Exercise task –
Would you restate, exactly as they appear, the lines from the one containing "Serialize everything readable" through the end of the data below?
# START OF Dataset
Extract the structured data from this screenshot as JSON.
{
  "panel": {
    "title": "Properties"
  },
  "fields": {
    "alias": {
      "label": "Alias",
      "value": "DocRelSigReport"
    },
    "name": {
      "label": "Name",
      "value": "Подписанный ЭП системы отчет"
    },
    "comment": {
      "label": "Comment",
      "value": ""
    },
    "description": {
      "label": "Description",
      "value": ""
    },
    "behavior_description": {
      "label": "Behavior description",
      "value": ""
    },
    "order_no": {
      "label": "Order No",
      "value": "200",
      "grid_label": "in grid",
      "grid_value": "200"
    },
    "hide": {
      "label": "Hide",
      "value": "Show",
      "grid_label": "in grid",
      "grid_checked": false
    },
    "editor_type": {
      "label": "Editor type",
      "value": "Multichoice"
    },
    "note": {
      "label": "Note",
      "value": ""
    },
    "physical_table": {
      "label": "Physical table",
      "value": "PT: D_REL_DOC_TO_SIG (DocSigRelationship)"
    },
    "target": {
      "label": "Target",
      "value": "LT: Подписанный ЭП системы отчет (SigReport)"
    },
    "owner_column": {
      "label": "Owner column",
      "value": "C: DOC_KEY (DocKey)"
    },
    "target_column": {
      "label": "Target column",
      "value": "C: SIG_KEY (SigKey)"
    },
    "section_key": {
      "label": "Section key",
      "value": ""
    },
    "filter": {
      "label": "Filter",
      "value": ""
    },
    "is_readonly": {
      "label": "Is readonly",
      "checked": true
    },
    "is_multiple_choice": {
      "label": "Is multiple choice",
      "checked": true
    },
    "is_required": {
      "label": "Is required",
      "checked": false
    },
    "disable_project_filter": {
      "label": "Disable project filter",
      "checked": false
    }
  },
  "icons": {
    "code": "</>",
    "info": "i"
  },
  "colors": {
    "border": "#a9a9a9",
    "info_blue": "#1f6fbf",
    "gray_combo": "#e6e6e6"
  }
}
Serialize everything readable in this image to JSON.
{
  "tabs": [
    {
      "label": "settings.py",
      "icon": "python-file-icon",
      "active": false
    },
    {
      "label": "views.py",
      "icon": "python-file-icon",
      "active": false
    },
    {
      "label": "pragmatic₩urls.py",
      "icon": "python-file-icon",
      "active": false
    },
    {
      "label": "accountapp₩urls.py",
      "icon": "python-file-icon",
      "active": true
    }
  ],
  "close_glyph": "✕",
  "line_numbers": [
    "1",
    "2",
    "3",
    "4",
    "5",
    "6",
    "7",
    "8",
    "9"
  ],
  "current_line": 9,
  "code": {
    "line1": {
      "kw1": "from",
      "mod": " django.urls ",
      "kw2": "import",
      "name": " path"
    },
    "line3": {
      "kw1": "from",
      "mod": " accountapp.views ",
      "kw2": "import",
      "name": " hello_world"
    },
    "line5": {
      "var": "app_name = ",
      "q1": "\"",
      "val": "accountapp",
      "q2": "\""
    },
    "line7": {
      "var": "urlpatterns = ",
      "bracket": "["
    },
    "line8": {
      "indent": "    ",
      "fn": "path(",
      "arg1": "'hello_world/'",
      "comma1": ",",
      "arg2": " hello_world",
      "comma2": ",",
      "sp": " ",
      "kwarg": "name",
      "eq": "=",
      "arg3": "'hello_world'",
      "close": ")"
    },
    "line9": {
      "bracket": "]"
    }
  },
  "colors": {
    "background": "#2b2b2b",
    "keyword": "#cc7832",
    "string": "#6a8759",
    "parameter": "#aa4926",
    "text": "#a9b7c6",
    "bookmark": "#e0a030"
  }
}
# END OF Dataset
Finished task –
Serialize everything readable in this image to JSON.
{
  "tabs": [
    {
      "label": "settings.py",
      "icon": "python-file-icon",
      "active": false
    },
    {
      "label": "views.py",
      "icon": "python-file-icon",
      "active": false
    },
    {
      "label": "pragmatic₩urls.py",
      "icon": "python-file-icon",
      "active": false
    },
    {
      "label": "accountapp₩urls.py",
      "icon": "python-file-icon",
      "active": true
    }
  ],
  "close_glyph": "✕",
  "line_numbers": [
    "1",
    "2",
    "3",
    "4",
    "5",
    "6",
    "7",
    "8",
    "9"
  ],
  "current_line": 9,
  "code": {
    "line1": {
      "kw1": "from",
      "mod": " django.urls ",
      "kw2": "import",
      "name": " path"
    },
    "line3": {
      "kw1": "from",
      "mod": " accountapp.views ",
      "kw2": "import",
      "name": " hello_world"
    },
    "line5": {
      "var": "app_name = ",
      "q1": "\"",
      "val": "accountapp",
      "q2": "\""
    },
    "line7": {
      "var": "urlpatterns = ",
      "bracket": "["
    },
    "line8": {
      "indent": "    ",
      "fn": "path(",
      "arg1": "'hello_world/'",
      "comma1": ",",
      "arg2": " hello_world",
      "comma2": ",",
      "sp": " ",
      "kwarg": "name",
      "eq": "=",
      "arg3": "'hello_world'",
      "close": ")"
    },
    "line9": {
      "bracket": "]"
    }
  },
  "colors": {
    "background": "#2b2b2b",
    "keyword": "#cc7832",
    "string": "#6a8759",
    "parameter": "#aa4926",
    "text": "#a9b7c6",
    "bookmark": "#e0a030"
  }
}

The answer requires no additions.